(SUPPLIED DATA)
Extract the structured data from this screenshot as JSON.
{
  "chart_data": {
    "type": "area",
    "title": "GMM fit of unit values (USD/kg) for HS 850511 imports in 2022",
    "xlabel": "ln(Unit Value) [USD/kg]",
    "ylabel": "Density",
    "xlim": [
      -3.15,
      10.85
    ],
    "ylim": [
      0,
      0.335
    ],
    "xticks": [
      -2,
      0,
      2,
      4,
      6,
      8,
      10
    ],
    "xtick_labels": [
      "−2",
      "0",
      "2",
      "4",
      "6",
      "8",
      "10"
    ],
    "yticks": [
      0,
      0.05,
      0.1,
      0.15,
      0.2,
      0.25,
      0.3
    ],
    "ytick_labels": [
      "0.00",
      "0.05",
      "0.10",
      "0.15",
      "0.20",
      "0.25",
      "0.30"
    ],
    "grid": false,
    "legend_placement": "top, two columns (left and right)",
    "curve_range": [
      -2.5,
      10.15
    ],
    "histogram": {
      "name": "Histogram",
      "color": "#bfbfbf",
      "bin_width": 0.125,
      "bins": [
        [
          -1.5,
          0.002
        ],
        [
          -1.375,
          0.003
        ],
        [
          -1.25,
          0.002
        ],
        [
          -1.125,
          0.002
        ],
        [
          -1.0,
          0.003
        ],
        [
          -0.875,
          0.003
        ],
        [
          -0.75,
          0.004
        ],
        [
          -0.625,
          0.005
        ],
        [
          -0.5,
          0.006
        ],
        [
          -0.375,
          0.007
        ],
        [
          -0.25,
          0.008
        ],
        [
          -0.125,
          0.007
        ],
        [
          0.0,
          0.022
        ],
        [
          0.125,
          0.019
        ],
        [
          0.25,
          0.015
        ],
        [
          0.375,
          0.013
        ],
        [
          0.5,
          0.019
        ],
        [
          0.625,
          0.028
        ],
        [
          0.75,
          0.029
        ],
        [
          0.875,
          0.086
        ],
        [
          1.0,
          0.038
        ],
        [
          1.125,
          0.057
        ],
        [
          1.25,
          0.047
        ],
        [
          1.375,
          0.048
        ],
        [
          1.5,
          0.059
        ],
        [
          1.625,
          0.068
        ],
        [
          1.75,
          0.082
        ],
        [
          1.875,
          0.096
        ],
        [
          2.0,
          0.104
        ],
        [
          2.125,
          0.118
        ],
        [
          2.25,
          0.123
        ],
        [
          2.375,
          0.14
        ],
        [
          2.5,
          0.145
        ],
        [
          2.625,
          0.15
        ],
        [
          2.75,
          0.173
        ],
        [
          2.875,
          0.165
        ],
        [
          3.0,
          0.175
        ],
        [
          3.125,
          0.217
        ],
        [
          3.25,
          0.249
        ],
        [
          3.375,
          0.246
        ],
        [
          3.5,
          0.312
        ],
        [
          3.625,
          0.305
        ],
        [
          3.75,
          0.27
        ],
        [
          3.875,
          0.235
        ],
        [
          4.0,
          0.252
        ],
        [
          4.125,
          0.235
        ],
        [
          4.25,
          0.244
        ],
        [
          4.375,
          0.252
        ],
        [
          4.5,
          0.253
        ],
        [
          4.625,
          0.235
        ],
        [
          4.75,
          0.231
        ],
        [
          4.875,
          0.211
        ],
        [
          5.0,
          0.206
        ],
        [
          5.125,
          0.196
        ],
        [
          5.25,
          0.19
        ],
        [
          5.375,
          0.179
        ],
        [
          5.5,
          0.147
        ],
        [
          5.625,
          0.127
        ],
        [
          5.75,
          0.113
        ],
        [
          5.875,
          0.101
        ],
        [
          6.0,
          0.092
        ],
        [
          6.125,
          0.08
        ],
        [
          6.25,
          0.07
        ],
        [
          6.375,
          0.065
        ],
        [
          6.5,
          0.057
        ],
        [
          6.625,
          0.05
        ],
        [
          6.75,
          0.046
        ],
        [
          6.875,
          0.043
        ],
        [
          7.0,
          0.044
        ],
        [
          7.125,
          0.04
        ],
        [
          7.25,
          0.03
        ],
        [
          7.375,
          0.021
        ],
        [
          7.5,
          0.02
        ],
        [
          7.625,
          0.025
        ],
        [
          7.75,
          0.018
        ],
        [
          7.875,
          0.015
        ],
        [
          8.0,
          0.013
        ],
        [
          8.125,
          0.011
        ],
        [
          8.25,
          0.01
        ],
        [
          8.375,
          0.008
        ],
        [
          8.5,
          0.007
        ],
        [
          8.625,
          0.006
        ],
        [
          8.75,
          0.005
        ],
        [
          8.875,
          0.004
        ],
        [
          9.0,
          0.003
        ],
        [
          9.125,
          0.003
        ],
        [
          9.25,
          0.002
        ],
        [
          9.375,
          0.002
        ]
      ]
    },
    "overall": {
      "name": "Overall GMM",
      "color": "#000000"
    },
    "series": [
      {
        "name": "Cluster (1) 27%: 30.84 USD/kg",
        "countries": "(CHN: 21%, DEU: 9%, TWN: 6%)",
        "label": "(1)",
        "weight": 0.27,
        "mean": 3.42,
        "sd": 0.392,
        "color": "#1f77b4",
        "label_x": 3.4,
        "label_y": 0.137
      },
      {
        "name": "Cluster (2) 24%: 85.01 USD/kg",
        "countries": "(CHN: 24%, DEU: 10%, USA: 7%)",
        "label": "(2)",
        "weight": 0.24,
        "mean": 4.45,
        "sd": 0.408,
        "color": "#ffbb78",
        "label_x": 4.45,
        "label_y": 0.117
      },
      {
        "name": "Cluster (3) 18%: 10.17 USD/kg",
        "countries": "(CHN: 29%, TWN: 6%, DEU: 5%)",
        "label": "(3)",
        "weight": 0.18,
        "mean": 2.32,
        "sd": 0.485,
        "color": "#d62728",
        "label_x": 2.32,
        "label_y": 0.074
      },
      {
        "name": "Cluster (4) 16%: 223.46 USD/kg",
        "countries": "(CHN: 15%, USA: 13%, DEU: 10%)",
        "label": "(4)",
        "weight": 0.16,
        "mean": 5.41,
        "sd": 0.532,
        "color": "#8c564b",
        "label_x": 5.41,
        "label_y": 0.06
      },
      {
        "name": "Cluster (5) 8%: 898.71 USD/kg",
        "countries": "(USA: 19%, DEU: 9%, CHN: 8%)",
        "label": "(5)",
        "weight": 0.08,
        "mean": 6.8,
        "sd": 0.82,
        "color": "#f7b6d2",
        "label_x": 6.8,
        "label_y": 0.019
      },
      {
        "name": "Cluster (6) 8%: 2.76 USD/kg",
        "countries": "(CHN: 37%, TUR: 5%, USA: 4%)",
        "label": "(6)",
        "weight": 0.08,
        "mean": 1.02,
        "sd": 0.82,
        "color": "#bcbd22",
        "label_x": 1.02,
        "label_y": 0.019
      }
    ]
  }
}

(PROBLEM) Reproduce the material exactly, with every line intact.

(COMPLETE OUTPUT)
Extract the structured data from this screenshot as JSON.
{
  "chart_data": {
    "type": "area",
    "title": "GMM fit of unit values (USD/kg) for HS 850511 imports in 2022",
    "xlabel": "ln(Unit Value) [USD/kg]",
    "ylabel": "Density",
    "xlim": [
      -3.15,
      10.85
    ],
    "ylim": [
      0,
      0.335
    ],
    "xticks": [
      -2,
      0,
      2,
      4,
      6,
      8,
      10
    ],
    "xtick_labels": [
      "−2",
      "0",
      "2",
      "4",
      "6",
      "8",
      "10"
    ],
    "yticks": [
      0,
      0.05,
      0.1,
      0.15,
      0.2,
      0.25,
      0.3
    ],
    "ytick_labels": [
      "0.00",
      "0.05",
      "0.10",
      "0.15",
      "0.20",
      "0.25",
      "0.30"
    ],
    "grid": false,
    "legend_placement": "top, two columns (left and right)",
    "curve_range": [
      -2.5,
      10.15
    ],
    "histogram": {
      "name": "Histogram",
      "color": "#bfbfbf",
      "bin_width": 0.125,
      "bins": [
        [
          -1.5,
          0.002
        ],
        [
          -1.375,
          0.003
        ],
        [
          -1.25,
          0.002
        ],
        [
          -1.125,
          0.002
        ],
        [
          -1.0,
          0.003
        ],
        [
          -0.875,
          0.003
        ],
        [
          -0.75,
          0.004
        ],
        [
          -0.625,
          0.005
        ],
        [
          -0.5,
          0.006
        ],
        [
          -0.375,
          0.007
        ],
        [
          -0.25,
          0.008
        ],
        [
          -0.125,
          0.007
        ],
        [
          0.0,
          0.022
        ],
        [
          0.125,
          0.019
        ],
        [
          0.25,
          0.015
        ],
        [
          0.375,
          0.013
        ],
        [
          0.5,
          0.019
        ],
        [
          0.625,
          0.028
        ],
        [
          0.75,
          0.029
        ],
        [
          0.875,
          0.086
        ],
        [
          1.0,
          0.038
        ],
        [
          1.125,
          0.057
        ],
        [
          1.25,
          0.047
        ],
        [
          1.375,
          0.048
        ],
        [
          1.5,
          0.059
        ],
        [
          1.625,
          0.068
        ],
        [
          1.75,
          0.082
        ],
        [
          1.875,
          0.096
        ],
        [
          2.0,
          0.104
        ],
        [
          2.125,
          0.118
        ],
        [
          2.25,
          0.123
        ],
        [
          2.375,
          0.14
        ],
        [
          2.5,
          0.145
        ],
        [
          2.625,
          0.15
        ],
        [
          2.75,
          0.173
        ],
        [
          2.875,
          0.165
        ],
        [
          3.0,
          0.175
        ],
        [
          3.125,
          0.217
        ],
        [
          3.25,
          0.249
        ],
        [
          3.375,
          0.246
        ],
        [
          3.5,
          0.312
        ],
        [
          3.625,
          0.305
        ],
        [
          3.75,
          0.27
        ],
        [
          3.875,
          0.235
        ],
        [
          4.0,
          0.252
        ],
        [
          4.125,
          0.235
        ],
        [
          4.25,
          0.244
        ],
        [
          4.375,
          0.252
        ],
        [
          4.5,
          0.253
        ],
        [
          4.625,
          0.235
        ],
        [
          4.75,
          0.231
        ],
        [
          4.875,
          0.211
        ],
        [
          5.0,
          0.206
        ],
        [
          5.125,
          0.196
        ],
        [
          5.25,
          0.19
        ],
        [
          5.375,
          0.179
        ],
        [
          5.5,
          0.147
        ],
        [
          5.625,
          0.127
        ],
        [
          5.75,
          0.113
        ],
        [
          5.875,
          0.101
        ],
        [
          6.0,
          0.092
        ],
        [
          6.125,
          0.08
        ],
        [
          6.25,
          0.07
        ],
        [
          6.375,
          0.065
        ],
        [
          6.5,
          0.057
        ],
        [
          6.625,
          0.05
        ],
        [
          6.75,
          0.046
        ],
        [
          6.875,
          0.043
        ],
        [
          7.0,
          0.044
        ],
        [
          7.125,
          0.04
        ],
        [
          7.25,
          0.03
        ],
        [
          7.375,
          0.021
        ],
        [
          7.5,
          0.02
        ],
        [
          7.625,
          0.025
        ],
        [
          7.75,
          0.018
        ],
        [
          7.875,
          0.015
        ],
        [
          8.0,
          0.013
        ],
        [
          8.125,
          0.011
        ],
        [
          8.25,
          0.01
        ],
        [
          8.375,
          0.008
        ],
        [
          8.5,
          0.007
        ],
        [
          8.625,
          0.006
        ],
        [
          8.75,
          0.005
        ],
        [
          8.875,
          0.004
        ],
        [
          9.0,
          0.003
        ],
        [
          9.125,
          0.003
        ],
        [
          9.25,
          0.002
        ],
        [
          9.375,
          0.002
        ]
      ]
    },
    "overall": {
      "name": "Overall GMM",
      "color": "#000000"
    },
    "series": [
      {
        "name": "Cluster (1) 27%: 30.84 USD/kg",
        "countries": "(CHN: 21%, DEU: 9%, TWN: 6%)",
        "label": "(1)",
        "weight": 0.27,
        "mean": 3.42,
        "sd": 0.392,
        "color": "#1f77b4",
        "label_x": 3.4,
        "label_y": 0.137
      },
      {
        "name": "Cluster (2) 24%: 85.01 USD/kg",
        "countries": "(CHN: 24%, DEU: 10%, USA: 7%)",
        "label": "(2)",
        "weight": 0.24,
        "mean": 4.45,
        "sd": 0.408,
        "color": "#ffbb78",
        "label_x": 4.45,
        "label_y": 0.117
      },
      {
        "name": "Cluster (3) 18%: 10.17 USD/kg",
        "countries": "(CHN: 29%, TWN: 6%, DEU: 5%)",
        "label": "(3)",
        "weight": 0.18,
        "mean": 2.32,
        "sd": 0.485,
        "color": "#d62728",
        "label_x": 2.32,
        "label_y": 0.074
      },
      {
        "name": "Cluster (4) 16%: 223.46 USD/kg",
        "countries": "(CHN: 15%, USA: 13%, DEU: 10%)",
        "label": "(4)",
        "weight": 0.16,
        "mean": 5.41,
        "sd": 0.532,
        "color": "#8c564b",
        "label_x": 5.41,
        "label_y": 0.06
      },
      {
        "name": "Cluster (5) 8%: 898.71 USD/kg",
        "countries": "(USA: 19%, DEU: 9%, CHN: 8%)",
        "label": "(5)",
        "weight": 0.08,
        "mean": 6.8,
        "sd": 0.82,
        "color": "#f7b6d2",
        "label_x": 6.8,
        "label_y": 0.019
      },
      {
        "name": "Cluster (6) 8%: 2.76 USD/kg",
        "countries": "(CHN: 37%, TUR: 5%, USA: 4%)",
        "label": "(6)",
        "weight": 0.08,
        "mean": 1.02,
        "sd": 0.82,
        "color": "#bcbd22",
        "label_x": 1.02,
        "label_y": 0.019
      }
    ]
  }
}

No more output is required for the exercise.